# [THE PROBLEM]
Report, word for word, every line of the material that contains "JSON".

# [ENTRIES]
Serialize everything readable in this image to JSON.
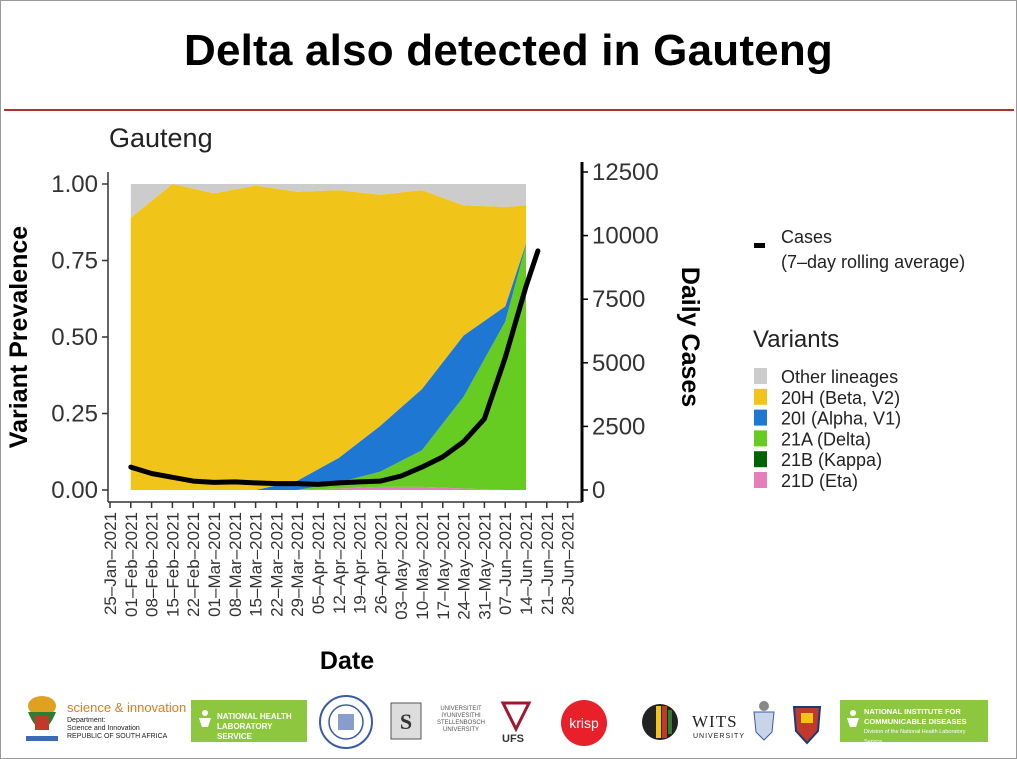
{
  "slide": {
    "title": "Delta also detected in Gauteng"
  },
  "chart_data": {
    "type": "area",
    "title": "Gauteng",
    "xlabel": "Date",
    "ylabel": "Variant Prevalence",
    "y2label": "Daily Cases",
    "ylim": [
      0,
      1
    ],
    "y2lim": [
      0,
      12500
    ],
    "yticks": [
      "0.00",
      "0.25",
      "0.50",
      "0.75",
      "1.00"
    ],
    "y2ticks": [
      "0",
      "2500",
      "5000",
      "7500",
      "10000",
      "12500"
    ],
    "xticks": [
      "25–Jan–2021",
      "01–Feb–2021",
      "08–Feb–2021",
      "15–Feb–2021",
      "22–Feb–2021",
      "01–Mar–2021",
      "08–Mar–2021",
      "15–Mar–2021",
      "22–Mar–2021",
      "29–Mar–2021",
      "05–Apr–2021",
      "12–Apr–2021",
      "19–Apr–2021",
      "26–Apr–2021",
      "03–May–2021",
      "10–May–2021",
      "17–May–2021",
      "24–May–2021",
      "31–May–2021",
      "07–Jun–2021",
      "14–Jun–2021",
      "21–Jun–2021",
      "28–Jun–2021"
    ],
    "x": [
      "01–Feb–2021",
      "15–Feb–2021",
      "01–Mar–2021",
      "15–Mar–2021",
      "29–Mar–2021",
      "12–Apr–2021",
      "26–Apr–2021",
      "10–May–2021",
      "24–May–2021",
      "07–Jun–2021",
      "14–Jun–2021"
    ],
    "series": [
      {
        "name": "21D (Eta)",
        "color": "#e87dbb",
        "values": [
          0,
          0,
          0,
          0,
          0,
          0.005,
          0.01,
          0.01,
          0.005,
          0,
          0
        ]
      },
      {
        "name": "21B (Kappa)",
        "color": "#006400",
        "values": [
          0,
          0,
          0,
          0,
          0,
          0,
          0,
          0,
          0,
          0,
          0
        ]
      },
      {
        "name": "21A (Delta)",
        "color": "#66cc22",
        "values": [
          0,
          0,
          0,
          0,
          0,
          0.02,
          0.05,
          0.12,
          0.3,
          0.55,
          0.8
        ]
      },
      {
        "name": "20I (Alpha, V1)",
        "color": "#1f77d4",
        "values": [
          0,
          0,
          0,
          0,
          0.03,
          0.08,
          0.15,
          0.2,
          0.2,
          0.05,
          0.005
        ]
      },
      {
        "name": "20H (Beta, V2)",
        "color": "#f0c419",
        "values": [
          0.89,
          1.0,
          0.97,
          0.995,
          0.945,
          0.875,
          0.755,
          0.65,
          0.425,
          0.325,
          0.125
        ]
      },
      {
        "name": "Other lineages",
        "color": "#cccccc",
        "values": [
          0.11,
          0.0,
          0.03,
          0.005,
          0.025,
          0.02,
          0.035,
          0.02,
          0.07,
          0.075,
          0.07
        ]
      }
    ],
    "cases": {
      "name": "Cases\n(7–day rolling average)",
      "color": "#000000",
      "points": [
        [
          "01–Feb–2021",
          900
        ],
        [
          "08–Feb–2021",
          650
        ],
        [
          "15–Feb–2021",
          500
        ],
        [
          "22–Feb–2021",
          350
        ],
        [
          "01–Mar–2021",
          300
        ],
        [
          "08–Mar–2021",
          320
        ],
        [
          "15–Mar–2021",
          280
        ],
        [
          "22–Mar–2021",
          250
        ],
        [
          "29–Mar–2021",
          250
        ],
        [
          "05–Apr–2021",
          220
        ],
        [
          "12–Apr–2021",
          280
        ],
        [
          "19–Apr–2021",
          320
        ],
        [
          "26–Apr–2021",
          350
        ],
        [
          "03–May–2021",
          550
        ],
        [
          "10–May–2021",
          900
        ],
        [
          "17–May–2021",
          1300
        ],
        [
          "24–May–2021",
          1900
        ],
        [
          "31–May–2021",
          2800
        ],
        [
          "07–Jun–2021",
          5200
        ],
        [
          "14–Jun–2021",
          8000
        ],
        [
          "18–Jun–2021",
          9400
        ]
      ]
    },
    "legend": {
      "position": "right",
      "cases_label_line1": "Cases",
      "cases_label_line2": "(7–day rolling average)",
      "variants_title": "Variants",
      "items": [
        {
          "label": "Other lineages",
          "color": "#cccccc"
        },
        {
          "label": "20H (Beta, V2)",
          "color": "#f0c419"
        },
        {
          "label": "20I (Alpha, V1)",
          "color": "#1f77d4"
        },
        {
          "label": "21A (Delta)",
          "color": "#66cc22"
        },
        {
          "label": "21B (Kappa)",
          "color": "#006400"
        },
        {
          "label": "21D (Eta)",
          "color": "#e87dbb"
        }
      ]
    },
    "grid": false
  },
  "logos": {
    "dsi_name": "science & innovation",
    "dsi_sub": "Department:\nScience and Innovation\nREPUBLIC OF SOUTH AFRICA",
    "nhls": "NATIONAL HEALTH\nLABORATORY SERVICE",
    "su": "UNIVERSITEIT\nIYUNIVESITHI\nSTELLENBOSCH\nUNIVERSITY",
    "ufs": "UFS",
    "krisp": "krisp",
    "wits": "WITS",
    "wits_sub": "UNIVERSITY",
    "nicd": "NATIONAL INSTITUTE FOR\nCOMMUNICABLE DISEASES",
    "nicd_sub": "Division of the National Health Laboratory Service"
  }
}
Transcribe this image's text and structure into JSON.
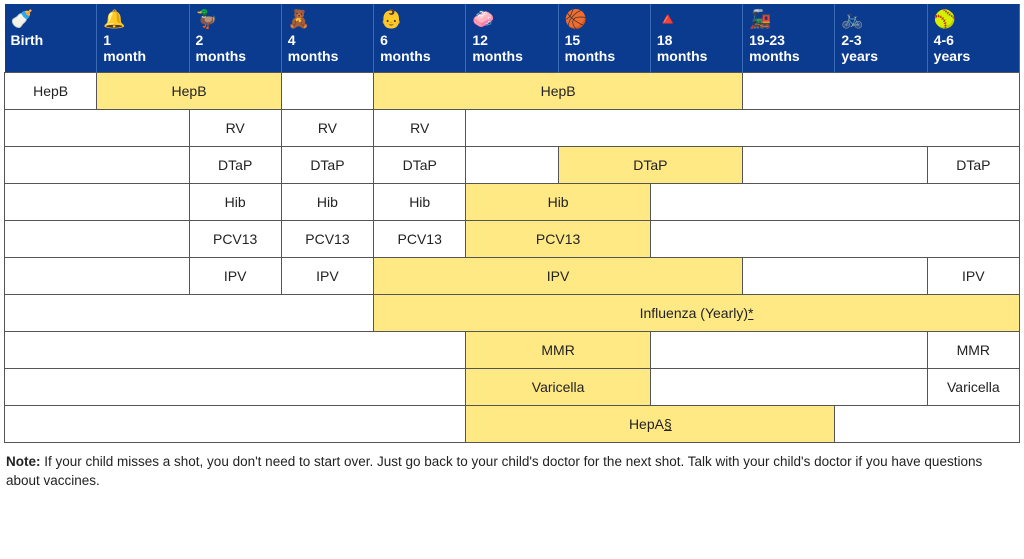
{
  "columns": [
    {
      "label": "Birth",
      "icon": "🍼"
    },
    {
      "label": "1 month",
      "icon": "🔔"
    },
    {
      "label": "2 months",
      "icon": "🦆"
    },
    {
      "label": "4 months",
      "icon": "🧸"
    },
    {
      "label": "6 months",
      "icon": "👶"
    },
    {
      "label": "12 months",
      "icon": "🧼"
    },
    {
      "label": "15 months",
      "icon": "🏀"
    },
    {
      "label": "18 months",
      "icon": "🔺"
    },
    {
      "label": "19-23 months",
      "icon": "🚂"
    },
    {
      "label": "2-3 years",
      "icon": "🚲"
    },
    {
      "label": "4-6 years",
      "icon": "🥎"
    }
  ],
  "rows": [
    [
      {
        "span": 1,
        "label": "HepB",
        "hl": false
      },
      {
        "span": 2,
        "label": "HepB",
        "hl": true
      },
      {
        "span": 1,
        "label": "",
        "hl": false
      },
      {
        "span": 4,
        "label": "HepB",
        "hl": true
      },
      {
        "span": 3,
        "label": "",
        "hl": false
      }
    ],
    [
      {
        "span": 2,
        "label": "",
        "hl": false
      },
      {
        "span": 1,
        "label": "RV",
        "hl": false
      },
      {
        "span": 1,
        "label": "RV",
        "hl": false
      },
      {
        "span": 1,
        "label": "RV",
        "hl": false
      },
      {
        "span": 6,
        "label": "",
        "hl": false
      }
    ],
    [
      {
        "span": 2,
        "label": "",
        "hl": false
      },
      {
        "span": 1,
        "label": "DTaP",
        "hl": false
      },
      {
        "span": 1,
        "label": "DTaP",
        "hl": false
      },
      {
        "span": 1,
        "label": "DTaP",
        "hl": false
      },
      {
        "span": 1,
        "label": "",
        "hl": false
      },
      {
        "span": 2,
        "label": "DTaP",
        "hl": true
      },
      {
        "span": 2,
        "label": "",
        "hl": false
      },
      {
        "span": 1,
        "label": "DTaP",
        "hl": false
      }
    ],
    [
      {
        "span": 2,
        "label": "",
        "hl": false
      },
      {
        "span": 1,
        "label": "Hib",
        "hl": false
      },
      {
        "span": 1,
        "label": "Hib",
        "hl": false
      },
      {
        "span": 1,
        "label": "Hib",
        "hl": false
      },
      {
        "span": 2,
        "label": "Hib",
        "hl": true
      },
      {
        "span": 4,
        "label": "",
        "hl": false
      }
    ],
    [
      {
        "span": 2,
        "label": "",
        "hl": false
      },
      {
        "span": 1,
        "label": "PCV13",
        "hl": false
      },
      {
        "span": 1,
        "label": "PCV13",
        "hl": false
      },
      {
        "span": 1,
        "label": "PCV13",
        "hl": false
      },
      {
        "span": 2,
        "label": "PCV13",
        "hl": true
      },
      {
        "span": 4,
        "label": "",
        "hl": false
      }
    ],
    [
      {
        "span": 2,
        "label": "",
        "hl": false
      },
      {
        "span": 1,
        "label": "IPV",
        "hl": false
      },
      {
        "span": 1,
        "label": "IPV",
        "hl": false
      },
      {
        "span": 4,
        "label": "IPV",
        "hl": true
      },
      {
        "span": 2,
        "label": "",
        "hl": false
      },
      {
        "span": 1,
        "label": "IPV",
        "hl": false
      }
    ],
    [
      {
        "span": 4,
        "label": "",
        "hl": false
      },
      {
        "span": 7,
        "label": "Influenza (Yearly)*",
        "hl": true,
        "flu": true
      }
    ],
    [
      {
        "span": 5,
        "label": "",
        "hl": false
      },
      {
        "span": 2,
        "label": "MMR",
        "hl": true
      },
      {
        "span": 3,
        "label": "",
        "hl": false
      },
      {
        "span": 1,
        "label": "MMR",
        "hl": false
      }
    ],
    [
      {
        "span": 5,
        "label": "",
        "hl": false
      },
      {
        "span": 2,
        "label": "Varicella",
        "hl": true
      },
      {
        "span": 3,
        "label": "",
        "hl": false
      },
      {
        "span": 1,
        "label": "Varicella",
        "hl": false
      }
    ],
    [
      {
        "span": 5,
        "label": "",
        "hl": false
      },
      {
        "span": 4,
        "label": "HepA§",
        "hl": true,
        "hepa": true
      },
      {
        "span": 2,
        "label": "",
        "hl": false
      }
    ]
  ],
  "note_label": "Note:",
  "note_text": " If your child misses a shot, you don't need to start over. Just go back to your child's doctor for the next shot. Talk with your child's doctor if you have questions about vaccines.",
  "colors": {
    "header_bg": "#0a3b8f",
    "highlight_bg": "#ffe985",
    "border": "#555555"
  }
}
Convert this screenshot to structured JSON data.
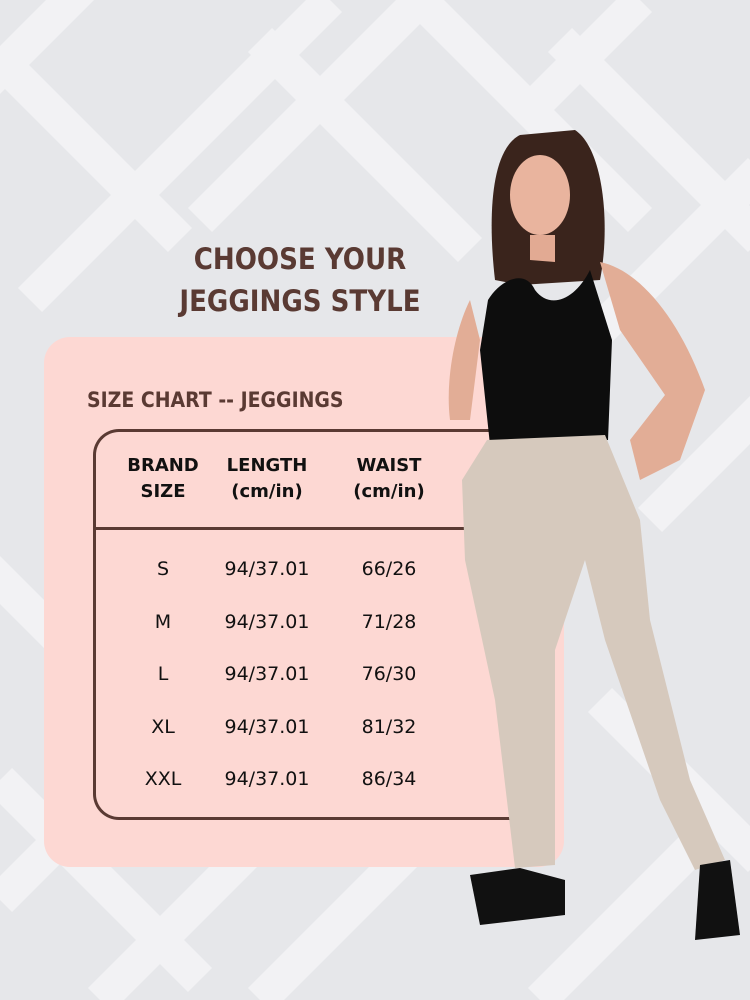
{
  "heading": {
    "line1": "CHOOSE YOUR",
    "line2": "JEGGINGS STYLE"
  },
  "colors": {
    "brand_brown": "#5a3a33",
    "card_pink": "#fdd8d3",
    "background": "#e6e7ea"
  },
  "size_chart": {
    "title": "SIZE CHART -- JEGGINGS",
    "headers": [
      [
        "BRAND",
        "SIZE"
      ],
      [
        "LENGTH",
        "(cm/in)"
      ],
      [
        "WAIST",
        "(cm/in)"
      ]
    ],
    "rows": [
      {
        "size": "S",
        "length": "94/37.01",
        "waist": "66/26"
      },
      {
        "size": "M",
        "length": "94/37.01",
        "waist": "71/28"
      },
      {
        "size": "L",
        "length": "94/37.01",
        "waist": "76/30"
      },
      {
        "size": "XL",
        "length": "94/37.01",
        "waist": "81/32"
      },
      {
        "size": "XXL",
        "length": "94/37.01",
        "waist": "86/34"
      }
    ]
  }
}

# [FINAL ANSWER]
Serialize everything readable in this image to JSON.
Transcribe this image's text and structure into JSON.
Convert this screenshot to structured JSON data.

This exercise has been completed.